● **Brief**
Wherever the string "content" appears in the listing, copy that line.
------ Available records ------
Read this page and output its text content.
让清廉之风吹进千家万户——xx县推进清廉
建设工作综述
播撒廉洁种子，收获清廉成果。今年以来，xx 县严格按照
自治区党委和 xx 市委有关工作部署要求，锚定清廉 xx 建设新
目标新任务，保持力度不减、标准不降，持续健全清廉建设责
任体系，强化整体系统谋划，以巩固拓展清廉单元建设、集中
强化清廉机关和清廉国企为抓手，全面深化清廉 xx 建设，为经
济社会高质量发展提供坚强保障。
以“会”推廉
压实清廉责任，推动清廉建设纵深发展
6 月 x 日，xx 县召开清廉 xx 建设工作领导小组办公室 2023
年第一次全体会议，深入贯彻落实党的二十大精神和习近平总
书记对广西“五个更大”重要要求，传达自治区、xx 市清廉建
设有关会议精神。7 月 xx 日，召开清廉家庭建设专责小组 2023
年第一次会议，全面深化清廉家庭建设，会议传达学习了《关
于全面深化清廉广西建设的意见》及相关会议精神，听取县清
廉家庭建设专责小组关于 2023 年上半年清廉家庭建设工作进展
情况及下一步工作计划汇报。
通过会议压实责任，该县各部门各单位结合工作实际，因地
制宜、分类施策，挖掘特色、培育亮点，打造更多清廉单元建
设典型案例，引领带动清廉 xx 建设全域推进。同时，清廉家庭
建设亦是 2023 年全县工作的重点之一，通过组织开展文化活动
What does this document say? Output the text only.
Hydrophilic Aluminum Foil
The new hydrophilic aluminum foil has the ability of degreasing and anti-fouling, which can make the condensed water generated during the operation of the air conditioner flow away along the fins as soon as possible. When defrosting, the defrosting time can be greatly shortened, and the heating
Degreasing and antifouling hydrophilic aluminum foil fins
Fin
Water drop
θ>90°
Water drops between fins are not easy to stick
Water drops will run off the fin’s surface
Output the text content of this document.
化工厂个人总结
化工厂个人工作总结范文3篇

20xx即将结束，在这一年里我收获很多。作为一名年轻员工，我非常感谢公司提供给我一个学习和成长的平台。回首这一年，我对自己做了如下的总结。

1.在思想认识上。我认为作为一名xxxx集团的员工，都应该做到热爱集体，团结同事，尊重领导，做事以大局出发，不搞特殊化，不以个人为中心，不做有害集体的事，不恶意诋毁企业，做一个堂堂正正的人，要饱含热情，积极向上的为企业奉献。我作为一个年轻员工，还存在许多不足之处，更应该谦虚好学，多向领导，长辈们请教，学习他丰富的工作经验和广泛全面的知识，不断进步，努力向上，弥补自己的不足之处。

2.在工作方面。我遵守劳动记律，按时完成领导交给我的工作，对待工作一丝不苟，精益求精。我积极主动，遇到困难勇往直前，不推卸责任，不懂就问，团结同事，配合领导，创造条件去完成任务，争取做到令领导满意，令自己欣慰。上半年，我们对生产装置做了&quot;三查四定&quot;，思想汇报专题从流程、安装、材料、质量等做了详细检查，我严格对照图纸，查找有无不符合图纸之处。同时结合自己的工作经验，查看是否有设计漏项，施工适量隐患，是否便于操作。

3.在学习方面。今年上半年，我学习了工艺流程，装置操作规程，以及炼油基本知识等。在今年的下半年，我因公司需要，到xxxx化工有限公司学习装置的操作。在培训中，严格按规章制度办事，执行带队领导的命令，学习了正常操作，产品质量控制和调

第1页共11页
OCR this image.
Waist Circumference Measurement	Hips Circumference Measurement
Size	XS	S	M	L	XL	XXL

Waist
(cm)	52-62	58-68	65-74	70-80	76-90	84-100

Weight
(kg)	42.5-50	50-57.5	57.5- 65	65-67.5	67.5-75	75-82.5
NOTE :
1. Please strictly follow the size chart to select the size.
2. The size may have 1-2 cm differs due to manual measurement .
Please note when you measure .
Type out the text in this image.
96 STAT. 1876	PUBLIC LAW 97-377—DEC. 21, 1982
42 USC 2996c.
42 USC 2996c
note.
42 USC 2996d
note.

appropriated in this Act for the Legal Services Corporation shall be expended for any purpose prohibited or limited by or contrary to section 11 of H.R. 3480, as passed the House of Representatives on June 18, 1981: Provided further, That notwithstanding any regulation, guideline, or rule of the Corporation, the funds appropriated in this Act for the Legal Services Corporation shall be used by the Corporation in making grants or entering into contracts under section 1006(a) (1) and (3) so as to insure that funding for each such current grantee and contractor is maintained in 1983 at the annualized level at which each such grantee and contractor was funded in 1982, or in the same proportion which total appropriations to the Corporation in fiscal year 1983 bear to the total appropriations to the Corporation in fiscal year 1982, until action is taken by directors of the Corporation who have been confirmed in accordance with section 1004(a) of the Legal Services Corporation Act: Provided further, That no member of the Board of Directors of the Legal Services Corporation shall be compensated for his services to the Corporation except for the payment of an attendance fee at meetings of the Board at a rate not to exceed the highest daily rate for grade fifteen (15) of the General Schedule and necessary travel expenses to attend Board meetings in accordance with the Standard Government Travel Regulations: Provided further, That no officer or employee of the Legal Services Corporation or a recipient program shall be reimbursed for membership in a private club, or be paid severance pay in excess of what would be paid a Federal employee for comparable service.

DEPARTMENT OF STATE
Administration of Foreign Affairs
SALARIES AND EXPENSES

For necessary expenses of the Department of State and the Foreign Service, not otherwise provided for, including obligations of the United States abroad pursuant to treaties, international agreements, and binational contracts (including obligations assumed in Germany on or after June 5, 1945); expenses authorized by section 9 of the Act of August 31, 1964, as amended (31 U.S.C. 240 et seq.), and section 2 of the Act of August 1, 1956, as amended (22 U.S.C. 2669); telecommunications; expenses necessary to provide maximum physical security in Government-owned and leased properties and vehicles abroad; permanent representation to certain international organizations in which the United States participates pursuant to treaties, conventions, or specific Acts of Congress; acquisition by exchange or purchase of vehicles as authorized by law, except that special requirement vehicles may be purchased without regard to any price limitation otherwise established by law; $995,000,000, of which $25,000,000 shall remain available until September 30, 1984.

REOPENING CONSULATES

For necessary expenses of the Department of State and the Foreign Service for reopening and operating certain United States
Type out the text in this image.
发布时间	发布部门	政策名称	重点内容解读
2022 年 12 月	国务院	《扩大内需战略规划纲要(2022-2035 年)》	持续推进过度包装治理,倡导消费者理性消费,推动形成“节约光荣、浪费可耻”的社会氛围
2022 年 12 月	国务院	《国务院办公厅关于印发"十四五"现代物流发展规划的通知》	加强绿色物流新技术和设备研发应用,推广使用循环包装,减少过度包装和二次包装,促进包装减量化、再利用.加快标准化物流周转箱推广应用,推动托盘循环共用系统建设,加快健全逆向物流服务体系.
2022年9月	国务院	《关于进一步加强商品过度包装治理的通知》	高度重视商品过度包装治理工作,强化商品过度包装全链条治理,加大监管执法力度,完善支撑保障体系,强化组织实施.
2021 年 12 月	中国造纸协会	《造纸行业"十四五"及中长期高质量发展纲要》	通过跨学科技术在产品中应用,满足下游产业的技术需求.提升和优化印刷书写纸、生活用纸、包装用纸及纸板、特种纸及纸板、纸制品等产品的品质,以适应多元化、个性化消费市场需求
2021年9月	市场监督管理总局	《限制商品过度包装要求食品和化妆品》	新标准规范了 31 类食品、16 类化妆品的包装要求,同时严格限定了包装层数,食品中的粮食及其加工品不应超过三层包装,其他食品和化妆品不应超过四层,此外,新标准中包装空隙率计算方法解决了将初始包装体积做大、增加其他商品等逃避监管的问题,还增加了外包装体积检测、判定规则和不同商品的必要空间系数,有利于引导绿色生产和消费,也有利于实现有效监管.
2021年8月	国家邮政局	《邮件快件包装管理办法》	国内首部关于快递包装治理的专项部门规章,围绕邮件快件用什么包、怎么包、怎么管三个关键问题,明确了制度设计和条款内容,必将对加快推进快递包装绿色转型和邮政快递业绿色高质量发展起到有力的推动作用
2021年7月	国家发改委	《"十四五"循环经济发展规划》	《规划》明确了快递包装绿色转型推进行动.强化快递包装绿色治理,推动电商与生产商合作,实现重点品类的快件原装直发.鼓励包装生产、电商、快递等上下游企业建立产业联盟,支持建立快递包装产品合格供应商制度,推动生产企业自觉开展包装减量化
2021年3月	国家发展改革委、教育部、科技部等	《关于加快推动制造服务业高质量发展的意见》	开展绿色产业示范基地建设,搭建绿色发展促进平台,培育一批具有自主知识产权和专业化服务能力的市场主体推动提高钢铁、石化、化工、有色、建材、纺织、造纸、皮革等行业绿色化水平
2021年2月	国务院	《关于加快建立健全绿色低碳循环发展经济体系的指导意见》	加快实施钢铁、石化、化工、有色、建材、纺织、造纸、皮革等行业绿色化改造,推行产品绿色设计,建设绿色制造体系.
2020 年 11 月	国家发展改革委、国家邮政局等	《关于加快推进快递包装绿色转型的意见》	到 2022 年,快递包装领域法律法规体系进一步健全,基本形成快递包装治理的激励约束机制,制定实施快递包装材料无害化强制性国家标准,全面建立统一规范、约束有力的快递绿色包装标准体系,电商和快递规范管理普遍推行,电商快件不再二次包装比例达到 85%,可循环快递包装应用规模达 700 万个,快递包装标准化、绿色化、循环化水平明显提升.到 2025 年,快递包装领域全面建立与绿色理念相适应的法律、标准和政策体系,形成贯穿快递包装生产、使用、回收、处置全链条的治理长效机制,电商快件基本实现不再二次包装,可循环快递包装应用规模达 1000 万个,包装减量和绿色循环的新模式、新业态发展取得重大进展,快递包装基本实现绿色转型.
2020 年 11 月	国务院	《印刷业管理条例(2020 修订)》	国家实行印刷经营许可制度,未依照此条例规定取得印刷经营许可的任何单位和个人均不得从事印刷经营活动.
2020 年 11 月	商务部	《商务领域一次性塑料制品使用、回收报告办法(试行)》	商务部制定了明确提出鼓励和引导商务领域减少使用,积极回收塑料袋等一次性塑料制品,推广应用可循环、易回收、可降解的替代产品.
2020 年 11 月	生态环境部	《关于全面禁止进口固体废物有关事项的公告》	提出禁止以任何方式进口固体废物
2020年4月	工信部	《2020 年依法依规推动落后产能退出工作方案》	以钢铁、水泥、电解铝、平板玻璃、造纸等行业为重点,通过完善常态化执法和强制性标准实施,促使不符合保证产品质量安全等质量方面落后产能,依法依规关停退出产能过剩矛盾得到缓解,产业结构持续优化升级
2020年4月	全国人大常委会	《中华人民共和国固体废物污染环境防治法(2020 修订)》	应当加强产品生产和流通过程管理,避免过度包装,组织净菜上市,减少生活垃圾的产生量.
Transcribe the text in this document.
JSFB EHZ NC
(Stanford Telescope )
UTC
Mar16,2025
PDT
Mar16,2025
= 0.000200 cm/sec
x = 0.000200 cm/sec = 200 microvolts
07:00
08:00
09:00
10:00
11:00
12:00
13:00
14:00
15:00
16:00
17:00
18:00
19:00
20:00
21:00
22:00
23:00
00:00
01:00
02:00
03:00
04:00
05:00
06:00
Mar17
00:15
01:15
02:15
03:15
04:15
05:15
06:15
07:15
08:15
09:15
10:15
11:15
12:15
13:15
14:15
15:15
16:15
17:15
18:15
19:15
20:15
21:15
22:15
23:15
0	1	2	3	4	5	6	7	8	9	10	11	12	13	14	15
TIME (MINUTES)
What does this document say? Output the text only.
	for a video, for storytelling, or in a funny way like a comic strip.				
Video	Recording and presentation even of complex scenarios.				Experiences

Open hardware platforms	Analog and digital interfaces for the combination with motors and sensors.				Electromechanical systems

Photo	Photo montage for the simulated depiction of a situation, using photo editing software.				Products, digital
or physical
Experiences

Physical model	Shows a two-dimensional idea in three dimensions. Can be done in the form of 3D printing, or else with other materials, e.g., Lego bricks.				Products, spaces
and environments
------
● **Response to the task**
Read this page and output its text content.
Output the text content of this document.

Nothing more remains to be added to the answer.